• [Listed records]:
____________

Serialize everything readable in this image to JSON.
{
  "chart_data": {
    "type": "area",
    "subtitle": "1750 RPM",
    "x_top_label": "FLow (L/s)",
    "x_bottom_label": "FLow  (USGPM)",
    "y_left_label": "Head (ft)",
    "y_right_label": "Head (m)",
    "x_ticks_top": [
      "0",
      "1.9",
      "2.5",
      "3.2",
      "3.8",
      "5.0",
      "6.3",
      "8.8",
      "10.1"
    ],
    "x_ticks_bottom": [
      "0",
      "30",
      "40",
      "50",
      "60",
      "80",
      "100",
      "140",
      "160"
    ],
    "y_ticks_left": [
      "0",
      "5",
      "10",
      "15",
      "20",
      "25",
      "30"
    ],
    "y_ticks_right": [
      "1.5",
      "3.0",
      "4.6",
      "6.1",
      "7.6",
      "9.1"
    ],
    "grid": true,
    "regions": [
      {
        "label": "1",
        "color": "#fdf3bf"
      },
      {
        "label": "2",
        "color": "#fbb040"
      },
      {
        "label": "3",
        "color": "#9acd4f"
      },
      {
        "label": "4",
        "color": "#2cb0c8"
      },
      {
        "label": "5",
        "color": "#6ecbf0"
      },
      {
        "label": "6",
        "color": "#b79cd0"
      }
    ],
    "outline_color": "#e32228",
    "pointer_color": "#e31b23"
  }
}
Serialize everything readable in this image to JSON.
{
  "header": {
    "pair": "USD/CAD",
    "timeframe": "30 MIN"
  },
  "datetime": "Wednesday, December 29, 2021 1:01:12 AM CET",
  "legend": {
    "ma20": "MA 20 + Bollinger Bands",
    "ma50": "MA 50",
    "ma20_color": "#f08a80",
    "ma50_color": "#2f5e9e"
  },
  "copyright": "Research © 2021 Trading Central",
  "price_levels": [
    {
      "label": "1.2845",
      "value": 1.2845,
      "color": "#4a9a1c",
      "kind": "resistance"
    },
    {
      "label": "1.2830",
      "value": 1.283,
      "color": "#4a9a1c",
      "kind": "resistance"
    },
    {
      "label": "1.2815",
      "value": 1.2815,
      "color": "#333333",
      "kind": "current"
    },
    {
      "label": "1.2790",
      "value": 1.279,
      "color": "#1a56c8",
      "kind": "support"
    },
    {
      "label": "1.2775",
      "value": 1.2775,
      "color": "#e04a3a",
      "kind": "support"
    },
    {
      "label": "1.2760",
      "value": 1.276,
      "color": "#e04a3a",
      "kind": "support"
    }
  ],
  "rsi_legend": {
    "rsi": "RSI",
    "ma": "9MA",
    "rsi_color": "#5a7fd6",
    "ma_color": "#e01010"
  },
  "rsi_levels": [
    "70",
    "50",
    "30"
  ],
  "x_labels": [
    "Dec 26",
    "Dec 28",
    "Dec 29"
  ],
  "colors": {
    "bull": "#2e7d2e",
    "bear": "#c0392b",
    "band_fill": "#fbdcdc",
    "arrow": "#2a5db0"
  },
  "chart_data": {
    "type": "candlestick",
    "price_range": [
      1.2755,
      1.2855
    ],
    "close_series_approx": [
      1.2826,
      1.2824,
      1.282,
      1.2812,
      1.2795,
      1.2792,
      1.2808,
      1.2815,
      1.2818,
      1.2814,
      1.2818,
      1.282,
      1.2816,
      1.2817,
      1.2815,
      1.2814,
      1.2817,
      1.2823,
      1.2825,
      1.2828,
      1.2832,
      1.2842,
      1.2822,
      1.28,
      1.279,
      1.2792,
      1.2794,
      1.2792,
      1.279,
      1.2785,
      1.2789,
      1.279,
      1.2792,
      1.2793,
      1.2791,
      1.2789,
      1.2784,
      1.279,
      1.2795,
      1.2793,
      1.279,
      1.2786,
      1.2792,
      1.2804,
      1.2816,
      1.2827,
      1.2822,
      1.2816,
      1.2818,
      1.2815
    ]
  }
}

____________

• [Requirements]: Set down all of the entries exactly, please.

• [Response for this exercise]:
Serialize everything readable in this image to JSON.
{
  "chart_data": {
    "type": "area",
    "subtitle": "1750 RPM",
    "x_top_label": "FLow (L/s)",
    "x_bottom_label": "FLow  (USGPM)",
    "y_left_label": "Head (ft)",
    "y_right_label": "Head (m)",
    "x_ticks_top": [
      "0",
      "1.9",
      "2.5",
      "3.2",
      "3.8",
      "5.0",
      "6.3",
      "8.8",
      "10.1"
    ],
    "x_ticks_bottom": [
      "0",
      "30",
      "40",
      "50",
      "60",
      "80",
      "100",
      "140",
      "160"
    ],
    "y_ticks_left": [
      "0",
      "5",
      "10",
      "15",
      "20",
      "25",
      "30"
    ],
    "y_ticks_right": [
      "1.5",
      "3.0",
      "4.6",
      "6.1",
      "7.6",
      "9.1"
    ],
    "grid": true,
    "regions": [
      {
        "label": "1",
        "color": "#fdf3bf"
      },
      {
        "label": "2",
        "color": "#fbb040"
      },
      {
        "label": "3",
        "color": "#9acd4f"
      },
      {
        "label": "4",
        "color": "#2cb0c8"
      },
      {
        "label": "5",
        "color": "#6ecbf0"
      },
      {
        "label": "6",
        "color": "#b79cd0"
      }
    ],
    "outline_color": "#e32228",
    "pointer_color": "#e31b23"
  }
}
Serialize everything readable in this image to JSON.
{
  "header": {
    "pair": "USD/CAD",
    "timeframe": "30 MIN"
  },
  "datetime": "Wednesday, December 29, 2021 1:01:12 AM CET",
  "legend": {
    "ma20": "MA 20 + Bollinger Bands",
    "ma50": "MA 50",
    "ma20_color": "#f08a80",
    "ma50_color": "#2f5e9e"
  },
  "copyright": "Research © 2021 Trading Central",
  "price_levels": [
    {
      "label": "1.2845",
      "value": 1.2845,
      "color": "#4a9a1c",
      "kind": "resistance"
    },
    {
      "label": "1.2830",
      "value": 1.283,
      "color": "#4a9a1c",
      "kind": "resistance"
    },
    {
      "label": "1.2815",
      "value": 1.2815,
      "color": "#333333",
      "kind": "current"
    },
    {
      "label": "1.2790",
      "value": 1.279,
      "color": "#1a56c8",
      "kind": "support"
    },
    {
      "label": "1.2775",
      "value": 1.2775,
      "color": "#e04a3a",
      "kind": "support"
    },
    {
      "label": "1.2760",
      "value": 1.276,
      "color": "#e04a3a",
      "kind": "support"
    }
  ],
  "rsi_legend": {
    "rsi": "RSI",
    "ma": "9MA",
    "rsi_color": "#5a7fd6",
    "ma_color": "#e01010"
  },
  "rsi_levels": [
    "70",
    "50",
    "30"
  ],
  "x_labels": [
    "Dec 26",
    "Dec 28",
    "Dec 29"
  ],
  "colors": {
    "bull": "#2e7d2e",
    "bear": "#c0392b",
    "band_fill": "#fbdcdc",
    "arrow": "#2a5db0"
  },
  "chart_data": {
    "type": "candlestick",
    "price_range": [
      1.2755,
      1.2855
    ],
    "close_series_approx": [
      1.2826,
      1.2824,
      1.282,
      1.2812,
      1.2795,
      1.2792,
      1.2808,
      1.2815,
      1.2818,
      1.2814,
      1.2818,
      1.282,
      1.2816,
      1.2817,
      1.2815,
      1.2814,
      1.2817,
      1.2823,
      1.2825,
      1.2828,
      1.2832,
      1.2842,
      1.2822,
      1.28,
      1.279,
      1.2792,
      1.2794,
      1.2792,
      1.279,
      1.2785,
      1.2789,
      1.279,
      1.2792,
      1.2793,
      1.2791,
      1.2789,
      1.2784,
      1.279,
      1.2795,
      1.2793,
      1.279,
      1.2786,
      1.2792,
      1.2804,
      1.2816,
      1.2827,
      1.2822,
      1.2816,
      1.2818,
      1.2815
    ]
  }
}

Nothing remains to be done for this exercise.